== Exercise instructions ==
Extract precisely the lines that run from the line containing "Parse this screenshot: output" to the end of the records below, with both ends included and pictures omitted.

....

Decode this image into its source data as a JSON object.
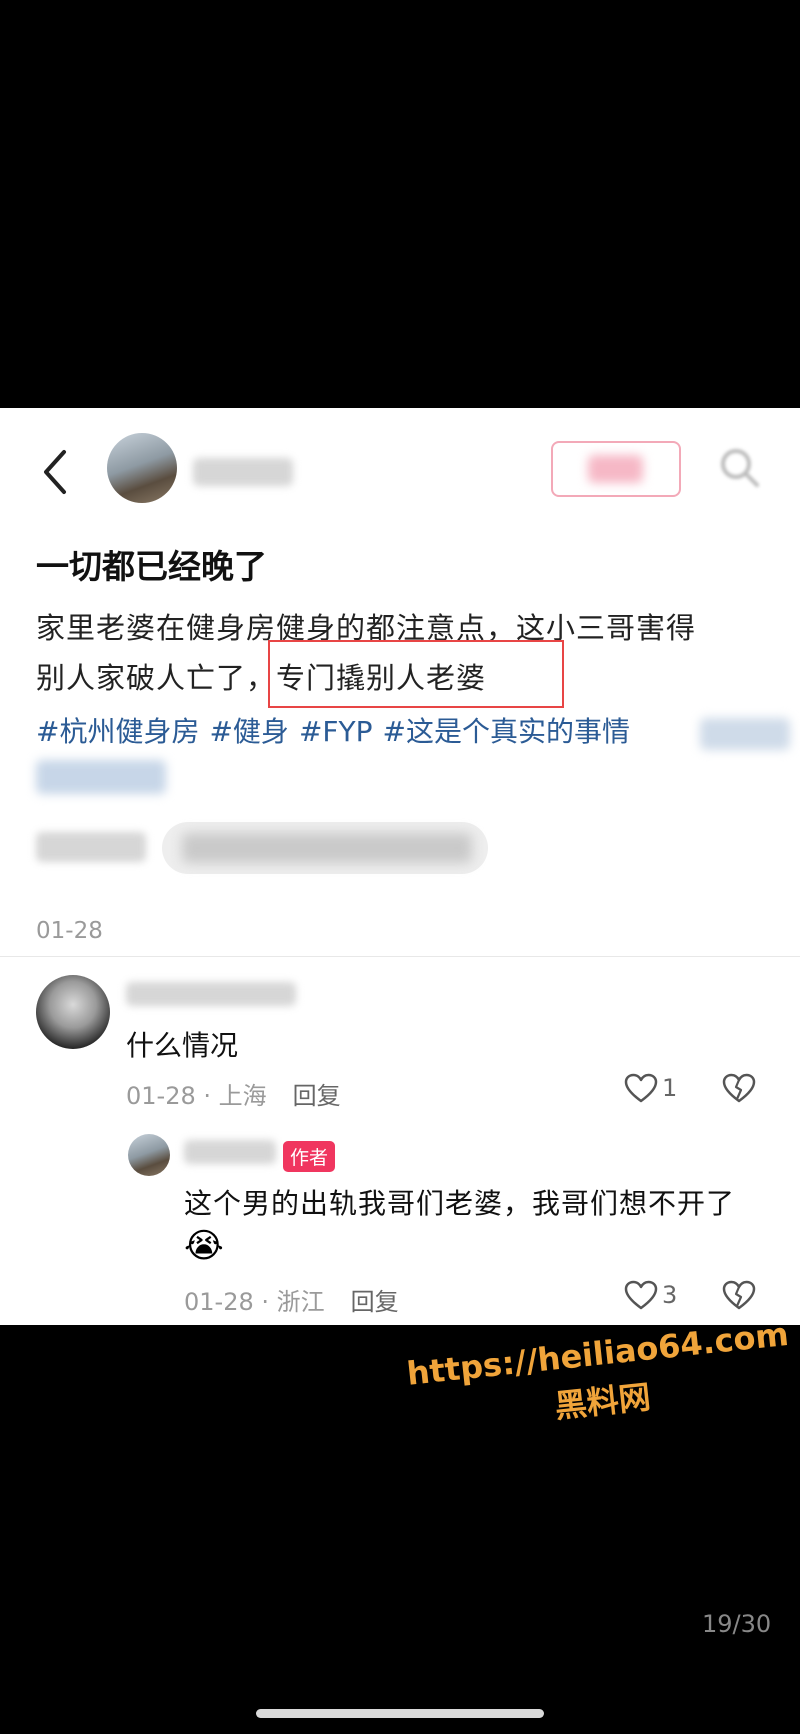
{
  "post": {
    "title": "一切都已经晚了",
    "body_line1": "家里老婆在健身房健身的都注意点，这小三哥害得",
    "body_line2_prefix": "别人家破人亡了，",
    "body_line2_highlight": "专门撬别人老婆",
    "tags": [
      "#杭州健身房",
      "#健身",
      "#FYP",
      "#这是个真实的事情"
    ],
    "date": "01-28"
  },
  "comments": [
    {
      "text": "什么情况",
      "date": "01-28",
      "location": "上海",
      "reply_label": "回复",
      "likes": "1"
    },
    {
      "author_badge": "作者",
      "text": "这个男的出轨我哥们老婆，我哥们想不开了",
      "emoji": "😭",
      "date": "01-28",
      "location": "浙江",
      "reply_label": "回复",
      "likes": "3"
    }
  ],
  "watermark": {
    "url": "https://heiliao64.com",
    "name": "黑料网"
  },
  "pager": "19/30",
  "colors": {
    "highlight_border": "#e84545",
    "tag_blue": "#2b5b95",
    "author_badge": "#f0365f",
    "watermark": "#f0a43a"
  },
  "icons": {
    "back": "chevron-left-icon",
    "search": "search-icon",
    "like": "heart-icon",
    "dislike": "broken-heart-icon"
  }
}
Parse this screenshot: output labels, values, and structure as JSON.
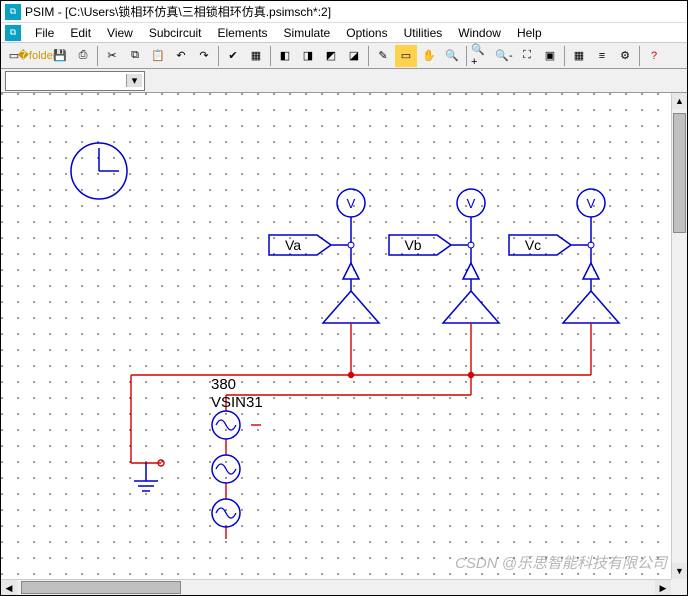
{
  "window": {
    "app": "PSIM",
    "path": "[C:\\Users\\锁相环仿真\\三相锁相环仿真.psimsch*:2]"
  },
  "menu": {
    "file": "File",
    "edit": "Edit",
    "view": "View",
    "subcircuit": "Subcircuit",
    "elements": "Elements",
    "simulate": "Simulate",
    "options": "Options",
    "utilities": "Utilities",
    "window": "Window",
    "help": "Help"
  },
  "labels": {
    "va": "Va",
    "vb": "Vb",
    "vc": "Vc",
    "v": "V",
    "amp": "380",
    "src": "VSIN31"
  },
  "combo": {
    "value": ""
  },
  "watermark": "CSDN @乐思智能科技有限公司"
}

....

== Worked solution ==
Parse this screenshot: output labels, values, and structure as JSON.
{
  "window": {
    "app": "PSIM",
    "path": "[C:\\Users\\锁相环仿真\\三相锁相环仿真.psimsch*:2]"
  },
  "menu": {
    "file": "File",
    "edit": "Edit",
    "view": "View",
    "subcircuit": "Subcircuit",
    "elements": "Elements",
    "simulate": "Simulate",
    "options": "Options",
    "utilities": "Utilities",
    "window": "Window",
    "help": "Help"
  },
  "labels": {
    "va": "Va",
    "vb": "Vb",
    "vc": "Vc",
    "v": "V",
    "amp": "380",
    "src": "VSIN31"
  },
  "combo": {
    "value": ""
  },
  "watermark": "CSDN @乐思智能科技有限公司"
}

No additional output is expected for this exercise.